"""

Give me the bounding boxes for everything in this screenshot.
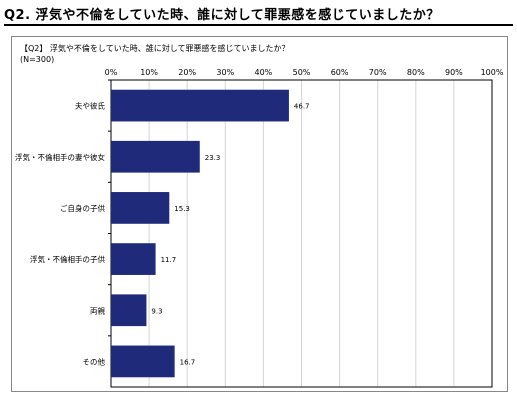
x-tick-label: 90% (445, 68, 463, 77)
category-label: 両親 (90, 305, 105, 315)
x-tick-label: 40% (255, 68, 273, 77)
bar (111, 243, 156, 275)
x-tick-label: 100% (481, 68, 504, 77)
question-title: 【Q2】 浮気や不倫をしていた時、誰に対して罪悪感を感じていましたか？ (20, 44, 290, 53)
sample-size: (N=300) (20, 55, 55, 64)
bar (111, 140, 200, 173)
x-tick-label: 70% (369, 68, 387, 77)
bar (111, 89, 289, 122)
data-label: 46.7 (294, 103, 310, 111)
x-tick-label: 60% (331, 68, 349, 77)
heading-divider (4, 24, 513, 26)
x-tick-label: 10% (140, 68, 158, 77)
bar (111, 192, 170, 224)
bar (111, 294, 147, 327)
page-heading: Q2. 浮気や不倫をしていた時、誰に対して罪悪感を感じていましたか？ (4, 8, 440, 23)
data-label: 15.3 (174, 205, 190, 213)
x-tick-label: 20% (178, 68, 196, 77)
category-label: その他 (83, 356, 106, 366)
data-label: 23.3 (205, 154, 221, 162)
data-label: 11.7 (161, 256, 177, 264)
bar-chart: 0% 10% 20% 30% 40% 50% 60% 70% 80% 90% 100% 夫や彼氏 46.… (15, 68, 504, 388)
data-label: 16.7 (180, 358, 196, 366)
chart-frame: 【Q2】 浮気や不倫をしていた時、誰に対して罪悪感を感じていましたか？ (N=3… (11, 36, 508, 392)
category-label: ご自身の子供 (60, 203, 105, 213)
category-label: 夫や彼氏 (75, 101, 105, 111)
x-tick-label: 50% (293, 68, 311, 77)
x-tick-label: 0% (105, 68, 118, 77)
x-tick-label: 30% (216, 68, 234, 77)
data-label: 9.3 (151, 307, 162, 315)
bar (111, 345, 175, 378)
x-tick-label: 80% (407, 68, 425, 77)
category-label: 浮気・不倫相手の妻や彼女 (15, 152, 105, 162)
category-label: 浮気・不倫相手の子供 (30, 254, 105, 264)
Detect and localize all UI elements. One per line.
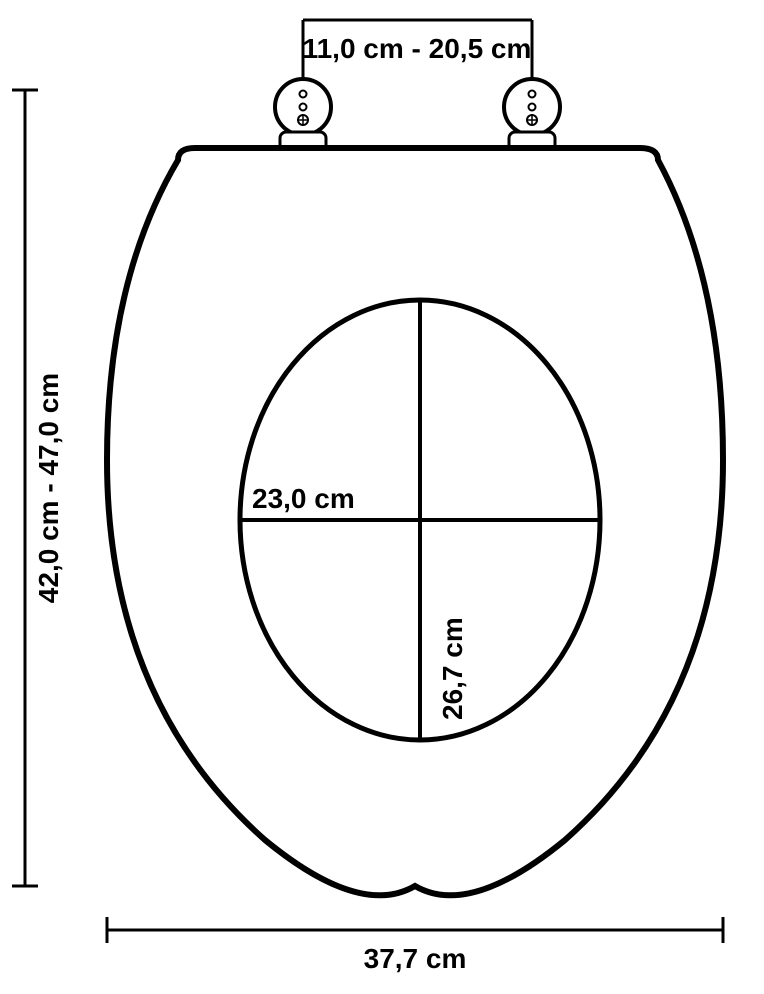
hinge-right bbox=[504, 79, 560, 135]
hinge-left bbox=[275, 79, 331, 135]
length-dimension: 42,0 cm - 47,0 cm bbox=[12, 90, 64, 886]
hinge-spacing-label: 11,0 cm - 20,5 cm bbox=[303, 33, 532, 64]
length-label: 42,0 cm - 47,0 cm bbox=[33, 373, 64, 603]
hinge-spacing-dimension: 11,0 cm - 20,5 cm bbox=[303, 20, 532, 80]
inner-width-label: 23,0 cm bbox=[252, 483, 355, 514]
toilet-seat-diagram: 11,0 cm - 20,5 cm 23,0 cm 26,7 cm bbox=[0, 0, 764, 994]
diagram-container: 11,0 cm - 20,5 cm 23,0 cm 26,7 cm bbox=[0, 0, 764, 994]
inner-length-label: 26,7 cm bbox=[437, 617, 468, 720]
width-dimension: 37,7 cm bbox=[107, 917, 723, 974]
inner-opening bbox=[240, 300, 600, 740]
width-label: 37,7 cm bbox=[364, 943, 467, 974]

"""

### EXERCISE GOAL
Rewrite the records from the line with "hinge-right bbox=[504, 79, 560, 135]" up to and including the line with "diagram-container: 11,0 cm", putting "inner-width-caption" in place of "inner-width-label" and leaving everything else as it is.

### FINAL RESULT
hinge-right bbox=[504, 79, 560, 135]
hinge-left bbox=[275, 79, 331, 135]
length-dimension: 42,0 cm - 47,0 cm bbox=[12, 90, 64, 886]
hinge-spacing-label: 11,0 cm - 20,5 cm bbox=[303, 33, 532, 64]
length-label: 42,0 cm - 47,0 cm bbox=[33, 373, 64, 603]
hinge-spacing-dimension: 11,0 cm - 20,5 cm bbox=[303, 20, 532, 80]
inner-width-caption: 23,0 cm bbox=[252, 483, 355, 514]
toilet-seat-diagram: 11,0 cm - 20,5 cm 23,0 cm 26,7 cm bbox=[0, 0, 764, 994]
diagram-container: 11,0 cm - 20,5 cm 23,0 cm 26,7 cm bbox=[0, 0, 764, 994]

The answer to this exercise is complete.